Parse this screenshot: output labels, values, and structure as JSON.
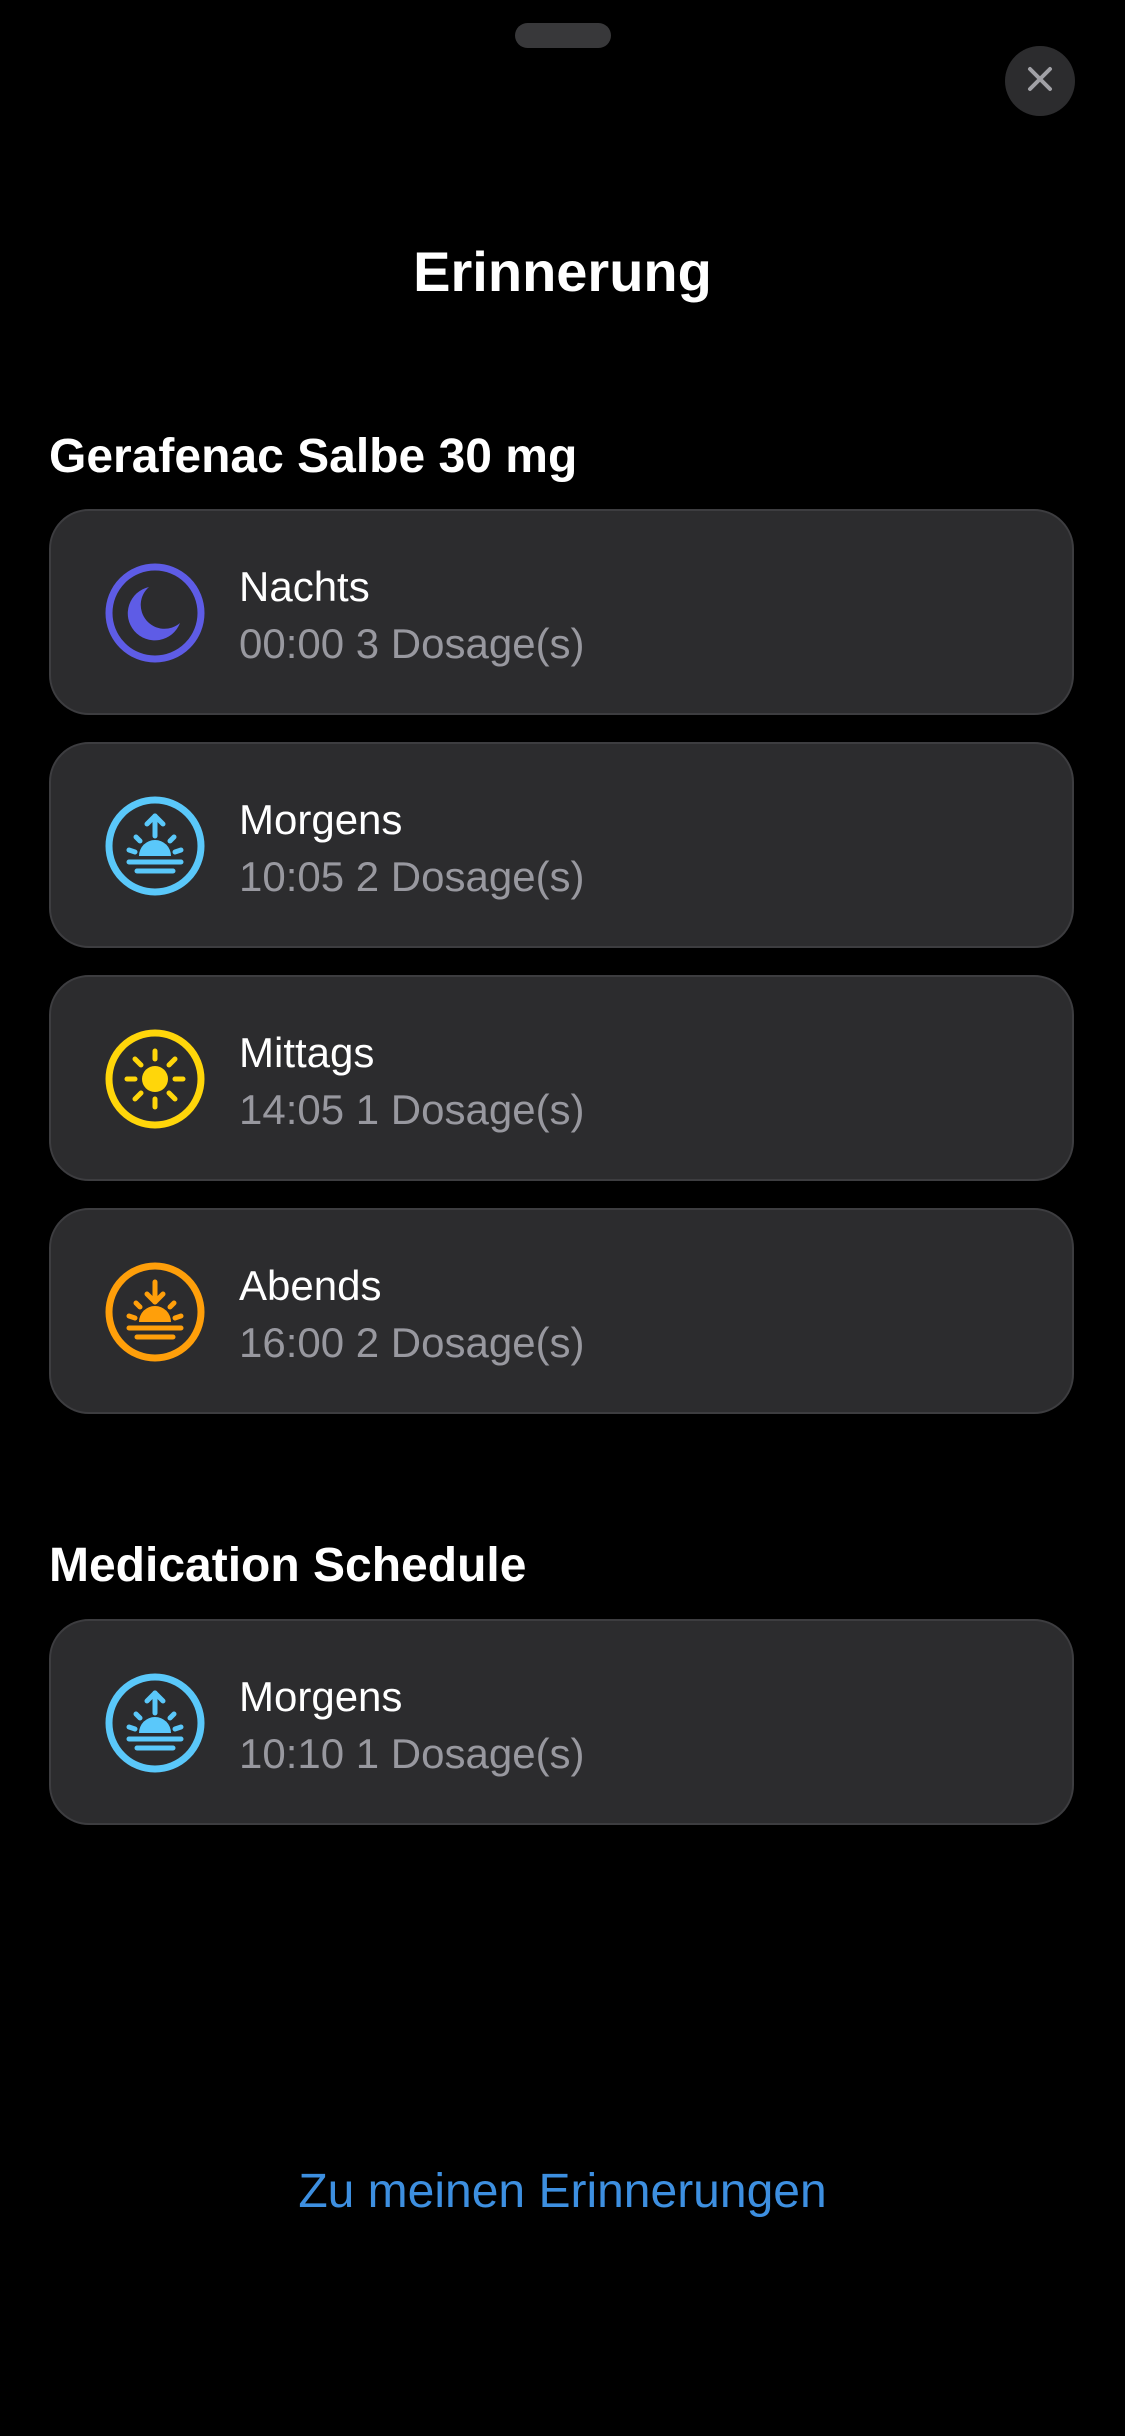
{
  "header": {
    "title": "Erinnerung",
    "close_icon": "xmark-icon"
  },
  "sections": [
    {
      "title": "Gerafenac Salbe 30 mg",
      "items": [
        {
          "label": "Nachts",
          "detail": "00:00 3 Dosage(s)",
          "icon": "moon-icon",
          "color": "#5e5ce6"
        },
        {
          "label": "Morgens",
          "detail": "10:05 2 Dosage(s)",
          "icon": "sunrise-icon",
          "color": "#5ac8fa"
        },
        {
          "label": "Mittags",
          "detail": "14:05 1 Dosage(s)",
          "icon": "sun-icon",
          "color": "#ffd60a"
        },
        {
          "label": "Abends",
          "detail": "16:00 2 Dosage(s)",
          "icon": "sunset-icon",
          "color": "#ff9f0a"
        }
      ]
    },
    {
      "title": "Medication Schedule",
      "items": [
        {
          "label": "Morgens",
          "detail": "10:10 1 Dosage(s)",
          "icon": "sunrise-icon",
          "color": "#5ac8fa"
        }
      ]
    }
  ],
  "footer": {
    "link_label": "Zu meinen Erinnerungen",
    "link_color": "#3d8fe0"
  }
}
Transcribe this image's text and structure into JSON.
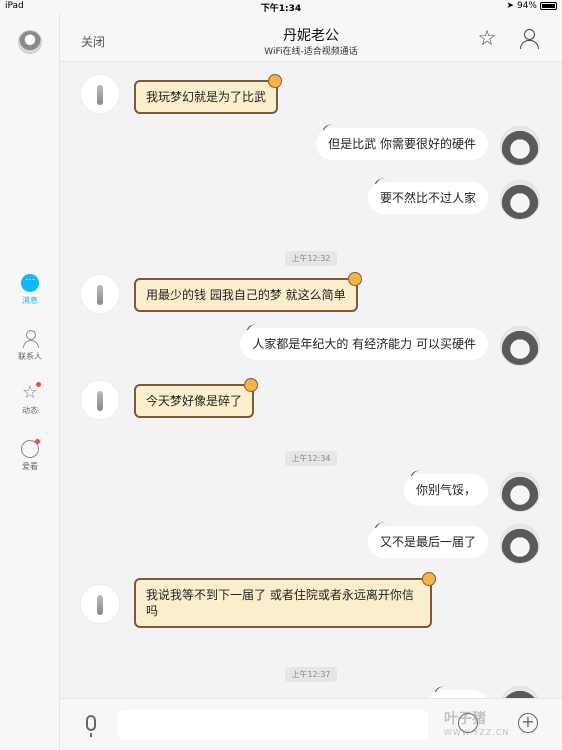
{
  "status_bar": {
    "device": "iPad",
    "time": "下午1:34",
    "battery": "94%"
  },
  "sidebar": {
    "items": [
      {
        "label": "消息",
        "icon": "message-icon",
        "active": true
      },
      {
        "label": "联系人",
        "icon": "contacts-icon",
        "active": false
      },
      {
        "label": "动态",
        "icon": "star-icon",
        "active": false
      },
      {
        "label": "爱看",
        "icon": "watch-icon",
        "active": false
      }
    ]
  },
  "header": {
    "close_label": "关闭",
    "title": "丹妮老公",
    "subtitle": "WiFi在线-适合视频通话"
  },
  "messages": [
    {
      "side": "left",
      "text": "我玩梦幻就是为了比武"
    },
    {
      "side": "right",
      "text": "但是比武 你需要很好的硬件"
    },
    {
      "side": "right",
      "text": "要不然比不过人家"
    },
    {
      "type": "time",
      "text": "上午12:32"
    },
    {
      "side": "left",
      "text": "用最少的钱 园我自己的梦 就这么简单"
    },
    {
      "side": "right",
      "text": "人家都是年纪大的 有经济能力 可以买硬件"
    },
    {
      "side": "left",
      "text": "今天梦好像是碎了"
    },
    {
      "type": "time",
      "text": "上午12:34"
    },
    {
      "side": "right",
      "text": "你别气馁，"
    },
    {
      "side": "right",
      "text": "又不是最后一届了"
    },
    {
      "side": "left",
      "text": "我说我等不到下一届了 或者住院或者永远离开你信吗"
    },
    {
      "type": "time",
      "text": "上午12:37"
    }
  ],
  "input": {
    "value": ""
  },
  "watermark": {
    "brand": "叶子猪",
    "url": "WWW.YZZ.CN"
  },
  "colors": {
    "accent": "#12b7f5",
    "bubble_left": "#fbeecd",
    "bubble_left_border": "#7b5a3a",
    "bubble_right": "#ffffff"
  }
}
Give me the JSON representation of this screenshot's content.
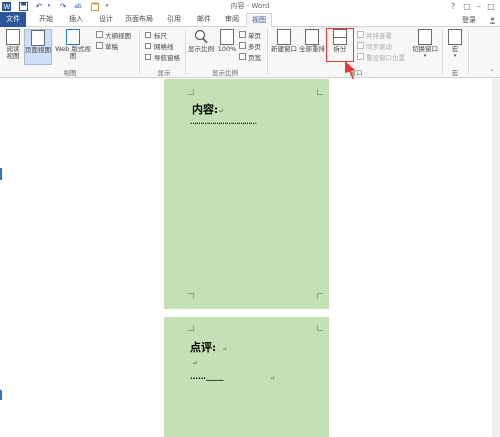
{
  "window": {
    "title": "内容 - Word",
    "sign_in": "登录"
  },
  "quick_access": {
    "undo_label": "↶",
    "redo_label": "↷"
  },
  "tabs": [
    {
      "label": "文件"
    },
    {
      "label": "开始"
    },
    {
      "label": "插入"
    },
    {
      "label": "设计"
    },
    {
      "label": "页面布局"
    },
    {
      "label": "引用"
    },
    {
      "label": "邮件"
    },
    {
      "label": "审阅"
    },
    {
      "label": "视图"
    }
  ],
  "ribbon": {
    "views": {
      "read_mode": "阅读\n视图",
      "print_layout": "页面视图",
      "web_layout": "Web 版式视图",
      "outline": "大纲视图",
      "draft": "草稿",
      "group_label": "视图"
    },
    "show": {
      "ruler": "标尺",
      "gridlines": "网格线",
      "nav_pane": "导航窗格",
      "group_label": "显示"
    },
    "zoom": {
      "zoom": "显示比例",
      "percent": "100%",
      "one_page": "单页",
      "multi_page": "多页",
      "page_width": "页宽",
      "group_label": "显示比例"
    },
    "window": {
      "new_window": "新建窗口",
      "arrange_all": "全部重排",
      "split": "拆分",
      "side_by_side": "并排查看",
      "sync_scroll": "同步滚动",
      "reset_position": "重设窗口位置",
      "switch_windows": "切换窗口",
      "group_label": "窗口"
    },
    "macros": {
      "macros": "宏",
      "group_label": "宏"
    }
  },
  "document": {
    "page1": {
      "heading": "内容:",
      "mark": "↵",
      "dots": "……………………………"
    },
    "page2": {
      "heading": "点评:",
      "mark1": "↵",
      "mark2": "↵",
      "dots": "……",
      "underline": "_____",
      "mark3": "↵"
    }
  },
  "colors": {
    "accent": "#2b579a",
    "page": "#c5e0b4",
    "highlight": "#e53935"
  }
}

========

# Task goal
For the listing above, identify each line bearing "detail".

# Problem solution
          "detail": "00:00 3 Dosage(s)",
          "detail": "10:05 2 Dosage(s)",
          "detail": "14:05 1 Dosage(s)",
          "detail": "16:00 2 Dosage(s)",
          "detail": "10:10 1 Dosage(s)",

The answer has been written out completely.